[Start]

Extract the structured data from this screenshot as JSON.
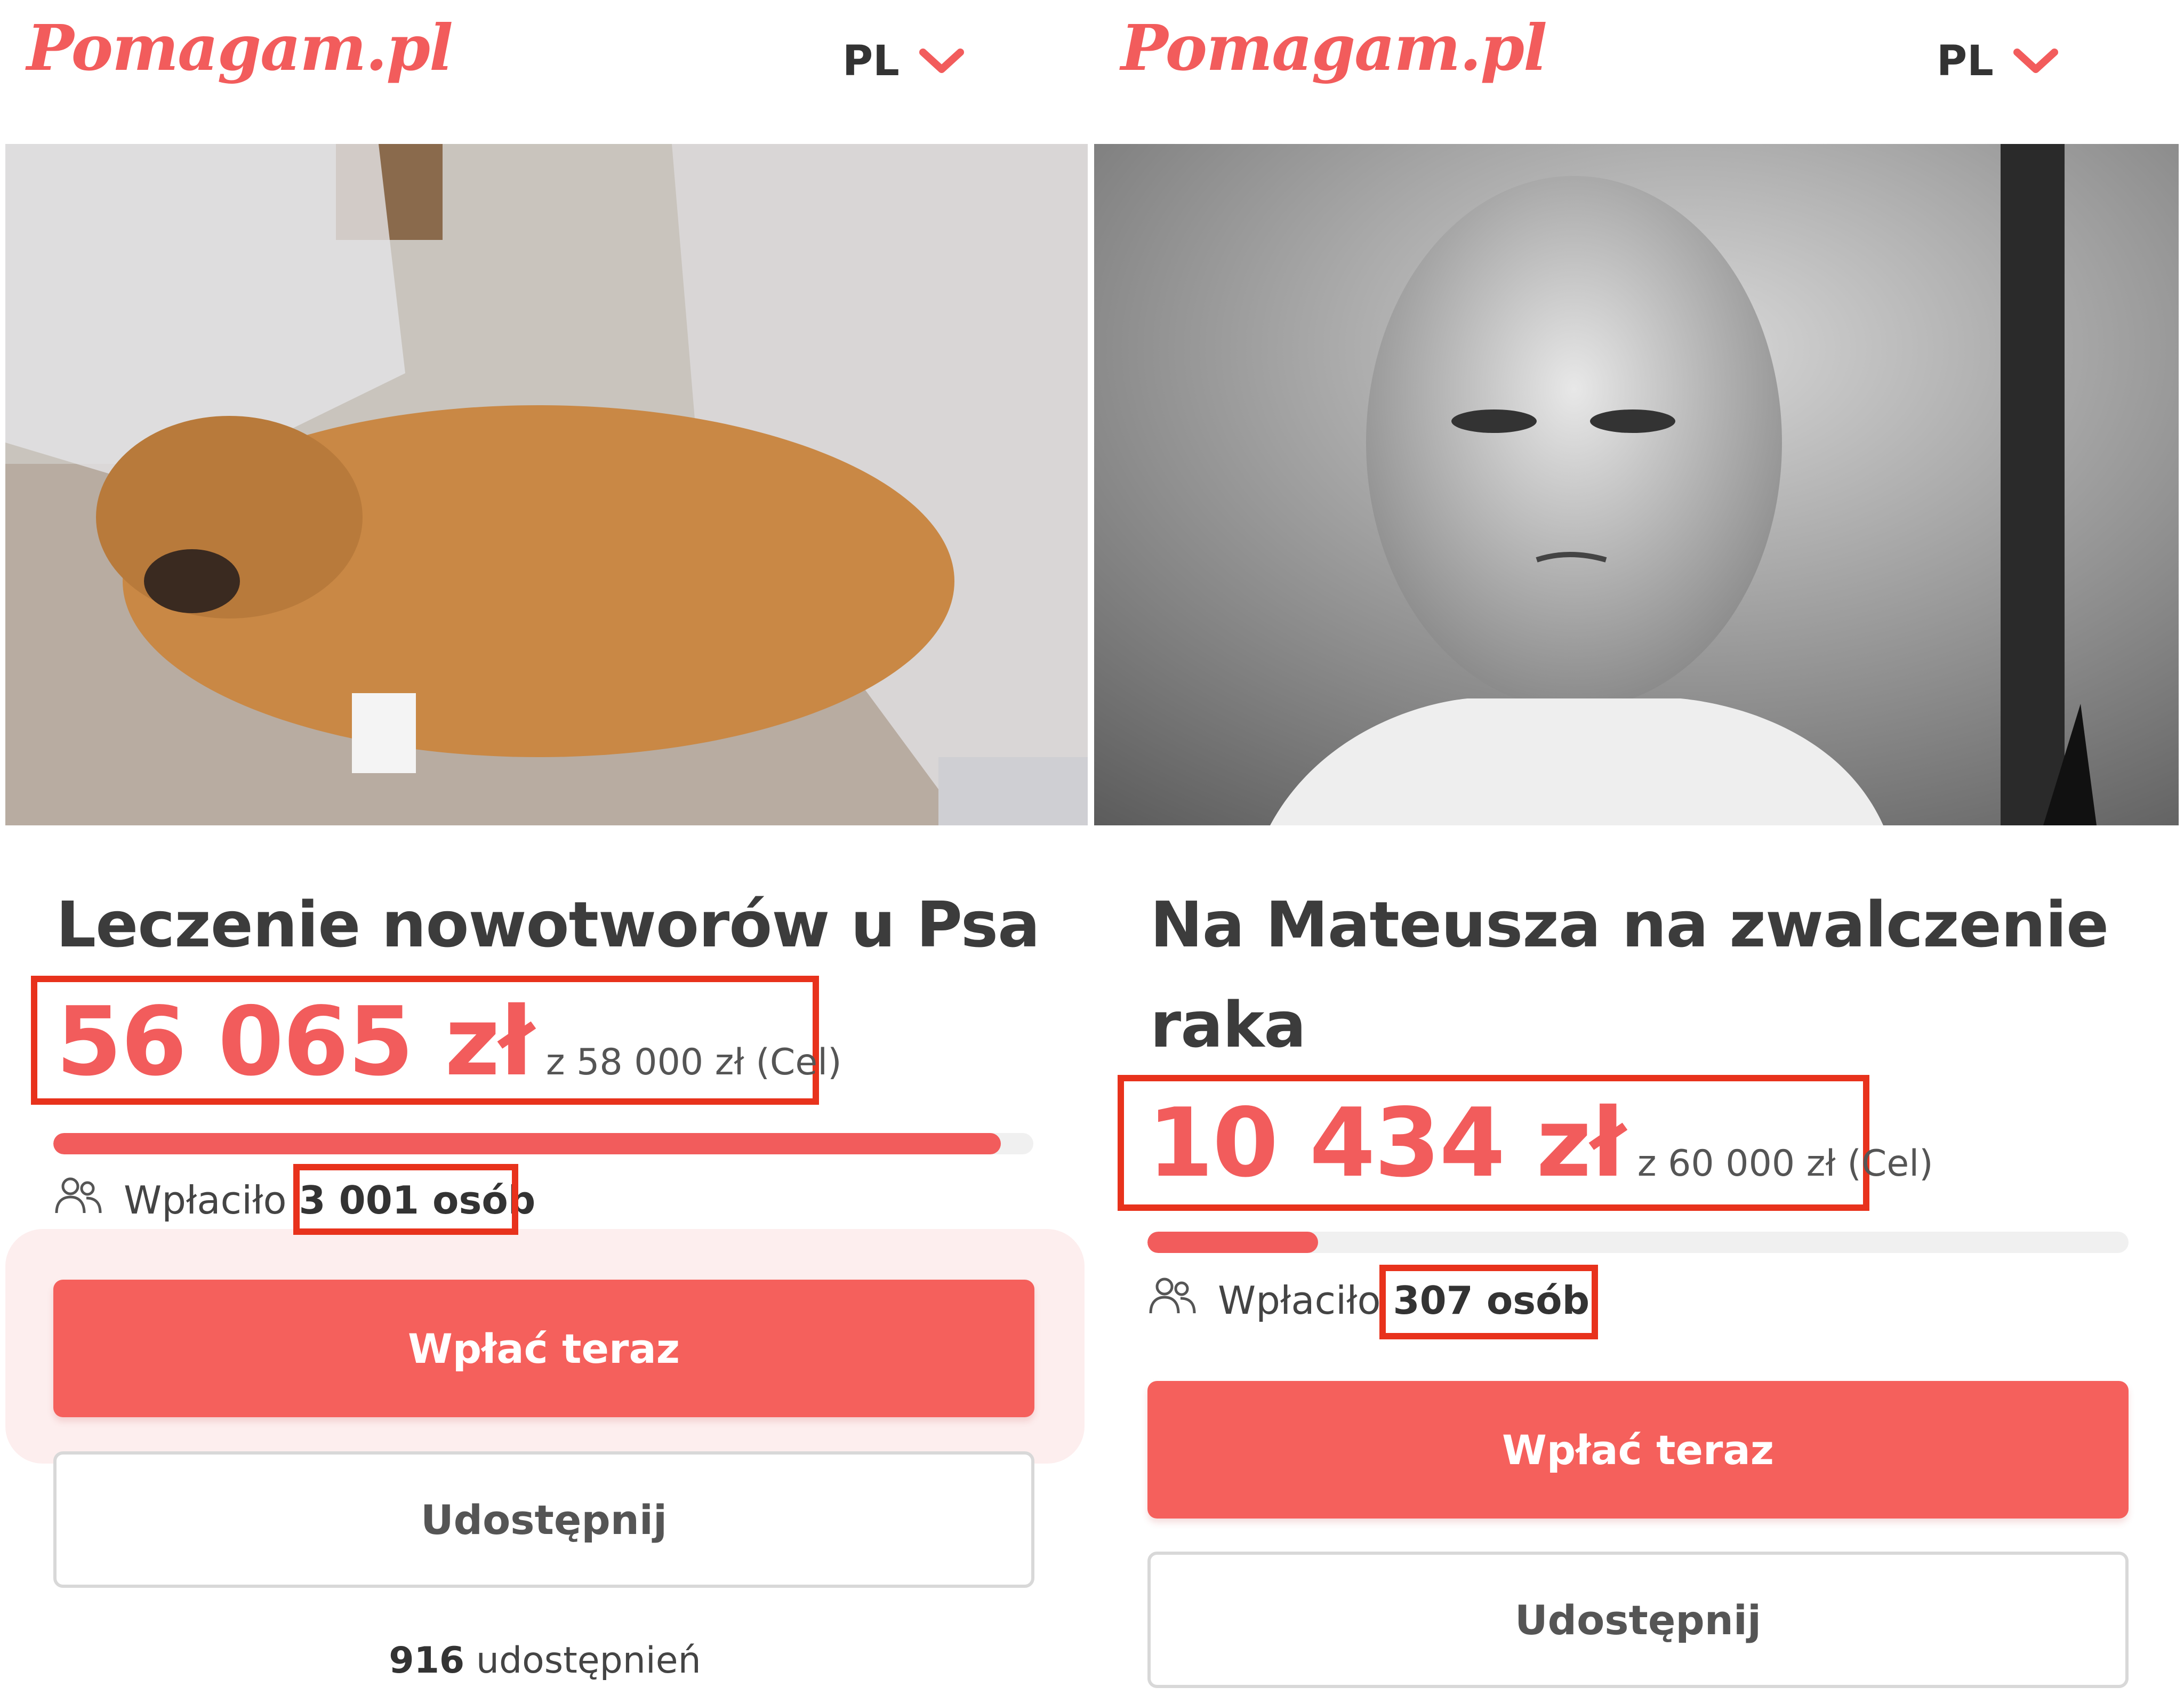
{
  "colors": {
    "brand": "#f25c5c",
    "annotation": "#e8321c",
    "text": "#3c3c3c"
  },
  "panels": [
    {
      "logo": "Pomagam.pl",
      "lang": "PL",
      "title": "Leczenie nowotworów u Psa",
      "raised": "56 065 zł",
      "goal": "z 58 000 zł (Cel)",
      "progress_fraction": 0.967,
      "donors_prefix": "Wpłaciło",
      "donors_count": "3 001 osób",
      "donate_label": "Wpłać teraz",
      "share_label": "Udostępnij",
      "shares_count": "916",
      "shares_suffix": "udostępnień"
    },
    {
      "logo": "Pomagam.pl",
      "lang": "PL",
      "title": "Na Mateusza na zwalczenie raka",
      "raised": "10 434 zł",
      "goal": "z 60 000 zł (Cel)",
      "progress_fraction": 0.174,
      "donors_prefix": "Wpłaciło",
      "donors_count": "307 osób",
      "donate_label": "Wpłać teraz",
      "share_label": "Udostępnij"
    }
  ]
}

[End]

INSTRUCTIONS FOR THE TASK:
Images must not appear in the copy; reproduce everything else in the records verbatim.

EXPECTED OUTPUT:
Extract the structured data from this screenshot as JSON.
{
  "colors": {
    "brand": "#f25c5c",
    "annotation": "#e8321c",
    "text": "#3c3c3c"
  },
  "panels": [
    {
      "logo": "Pomagam.pl",
      "lang": "PL",
      "title": "Leczenie nowotworów u Psa",
      "raised": "56 065 zł",
      "goal": "z 58 000 zł (Cel)",
      "progress_fraction": 0.967,
      "donors_prefix": "Wpłaciło",
      "donors_count": "3 001 osób",
      "donate_label": "Wpłać teraz",
      "share_label": "Udostępnij",
      "shares_count": "916",
      "shares_suffix": "udostępnień"
    },
    {
      "logo": "Pomagam.pl",
      "lang": "PL",
      "title": "Na Mateusza na zwalczenie raka",
      "raised": "10 434 zł",
      "goal": "z 60 000 zł (Cel)",
      "progress_fraction": 0.174,
      "donors_prefix": "Wpłaciło",
      "donors_count": "307 osób",
      "donate_label": "Wpłać teraz",
      "share_label": "Udostępnij"
    }
  ]
}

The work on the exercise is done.